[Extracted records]
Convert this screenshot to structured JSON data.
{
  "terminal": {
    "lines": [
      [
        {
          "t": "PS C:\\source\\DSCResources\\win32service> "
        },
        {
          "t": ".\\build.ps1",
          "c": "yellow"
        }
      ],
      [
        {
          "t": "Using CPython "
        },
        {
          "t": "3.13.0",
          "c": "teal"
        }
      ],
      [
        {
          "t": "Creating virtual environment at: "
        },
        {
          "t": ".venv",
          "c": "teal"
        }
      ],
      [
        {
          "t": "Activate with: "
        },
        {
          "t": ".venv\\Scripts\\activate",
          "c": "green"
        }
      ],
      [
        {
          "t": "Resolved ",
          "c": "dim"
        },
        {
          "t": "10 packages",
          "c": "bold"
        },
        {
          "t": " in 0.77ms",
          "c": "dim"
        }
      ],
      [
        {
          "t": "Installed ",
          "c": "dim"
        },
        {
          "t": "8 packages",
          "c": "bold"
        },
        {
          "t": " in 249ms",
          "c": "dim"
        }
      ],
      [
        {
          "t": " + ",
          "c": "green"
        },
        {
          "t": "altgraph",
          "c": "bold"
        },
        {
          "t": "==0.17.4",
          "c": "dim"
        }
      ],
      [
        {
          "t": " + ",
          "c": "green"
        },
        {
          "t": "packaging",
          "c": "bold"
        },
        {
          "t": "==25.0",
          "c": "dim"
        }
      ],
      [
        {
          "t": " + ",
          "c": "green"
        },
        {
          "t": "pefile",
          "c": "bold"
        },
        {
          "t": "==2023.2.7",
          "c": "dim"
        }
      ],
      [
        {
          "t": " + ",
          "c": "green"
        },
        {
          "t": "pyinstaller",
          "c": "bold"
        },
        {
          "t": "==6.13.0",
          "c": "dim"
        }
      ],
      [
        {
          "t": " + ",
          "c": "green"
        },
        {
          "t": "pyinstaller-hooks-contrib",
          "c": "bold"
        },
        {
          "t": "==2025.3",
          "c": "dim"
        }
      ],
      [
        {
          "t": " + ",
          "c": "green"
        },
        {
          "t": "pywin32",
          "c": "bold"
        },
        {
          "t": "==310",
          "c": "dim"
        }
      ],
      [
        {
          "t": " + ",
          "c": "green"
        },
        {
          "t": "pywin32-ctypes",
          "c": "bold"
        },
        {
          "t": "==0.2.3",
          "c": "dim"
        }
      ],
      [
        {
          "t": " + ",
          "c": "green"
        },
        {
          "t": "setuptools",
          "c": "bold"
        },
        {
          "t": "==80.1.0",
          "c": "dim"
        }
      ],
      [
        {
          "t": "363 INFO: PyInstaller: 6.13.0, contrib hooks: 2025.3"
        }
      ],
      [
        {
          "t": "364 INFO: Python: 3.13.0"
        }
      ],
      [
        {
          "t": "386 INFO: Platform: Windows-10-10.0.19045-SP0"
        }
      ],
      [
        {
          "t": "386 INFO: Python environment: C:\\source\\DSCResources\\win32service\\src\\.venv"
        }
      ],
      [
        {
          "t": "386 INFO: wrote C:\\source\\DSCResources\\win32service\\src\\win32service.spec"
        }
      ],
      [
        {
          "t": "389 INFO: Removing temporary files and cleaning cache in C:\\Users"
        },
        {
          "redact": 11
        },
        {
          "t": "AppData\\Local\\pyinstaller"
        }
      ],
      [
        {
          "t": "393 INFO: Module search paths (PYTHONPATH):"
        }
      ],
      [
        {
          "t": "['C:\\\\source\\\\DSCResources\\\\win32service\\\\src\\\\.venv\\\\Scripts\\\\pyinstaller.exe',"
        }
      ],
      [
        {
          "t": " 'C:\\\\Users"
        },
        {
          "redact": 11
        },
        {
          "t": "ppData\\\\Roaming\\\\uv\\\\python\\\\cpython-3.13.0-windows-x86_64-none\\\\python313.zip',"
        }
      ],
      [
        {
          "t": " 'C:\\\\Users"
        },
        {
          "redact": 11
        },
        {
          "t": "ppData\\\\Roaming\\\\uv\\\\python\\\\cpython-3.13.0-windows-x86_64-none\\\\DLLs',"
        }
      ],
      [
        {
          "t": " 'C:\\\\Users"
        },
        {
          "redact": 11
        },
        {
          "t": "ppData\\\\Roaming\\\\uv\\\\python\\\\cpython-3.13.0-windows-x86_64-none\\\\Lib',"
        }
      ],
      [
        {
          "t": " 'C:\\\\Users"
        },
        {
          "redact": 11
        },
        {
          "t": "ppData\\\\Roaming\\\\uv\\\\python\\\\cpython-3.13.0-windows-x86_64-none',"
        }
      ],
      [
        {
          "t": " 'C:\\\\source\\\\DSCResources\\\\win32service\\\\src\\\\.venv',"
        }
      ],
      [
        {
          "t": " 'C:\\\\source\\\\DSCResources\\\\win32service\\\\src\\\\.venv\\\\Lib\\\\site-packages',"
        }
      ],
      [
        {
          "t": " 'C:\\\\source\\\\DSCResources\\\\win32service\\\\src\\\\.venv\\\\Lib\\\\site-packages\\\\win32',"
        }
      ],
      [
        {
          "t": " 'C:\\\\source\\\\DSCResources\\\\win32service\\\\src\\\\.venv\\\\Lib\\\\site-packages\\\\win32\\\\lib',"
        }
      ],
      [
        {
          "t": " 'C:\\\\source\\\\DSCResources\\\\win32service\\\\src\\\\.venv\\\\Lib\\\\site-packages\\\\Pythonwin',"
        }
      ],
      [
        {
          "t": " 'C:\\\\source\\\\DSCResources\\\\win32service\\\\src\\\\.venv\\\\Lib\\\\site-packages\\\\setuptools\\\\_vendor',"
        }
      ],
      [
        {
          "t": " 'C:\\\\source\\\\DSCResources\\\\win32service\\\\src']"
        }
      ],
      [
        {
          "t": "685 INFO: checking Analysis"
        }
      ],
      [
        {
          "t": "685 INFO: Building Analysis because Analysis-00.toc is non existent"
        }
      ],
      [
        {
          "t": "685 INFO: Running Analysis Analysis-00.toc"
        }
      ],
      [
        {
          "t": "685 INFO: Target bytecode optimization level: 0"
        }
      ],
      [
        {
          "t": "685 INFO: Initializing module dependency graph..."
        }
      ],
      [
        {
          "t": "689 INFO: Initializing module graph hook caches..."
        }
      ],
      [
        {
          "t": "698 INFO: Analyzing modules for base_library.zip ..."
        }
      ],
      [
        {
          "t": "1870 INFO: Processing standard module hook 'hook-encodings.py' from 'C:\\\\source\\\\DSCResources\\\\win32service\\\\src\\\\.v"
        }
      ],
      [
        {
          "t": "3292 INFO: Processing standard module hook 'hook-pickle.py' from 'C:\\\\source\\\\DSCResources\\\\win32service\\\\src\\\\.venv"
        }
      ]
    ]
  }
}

§ What you are asked to do:
Pull out the lines above in which the word "Scripts" appears.

§ Result:
          "t": ".venv\\Scripts\\activate",
          "t": "['C:\\\\source\\\\DSCResources\\\\win32service\\\\src\\\\.venv\\\\Scripts\\\\pyinstaller.exe',"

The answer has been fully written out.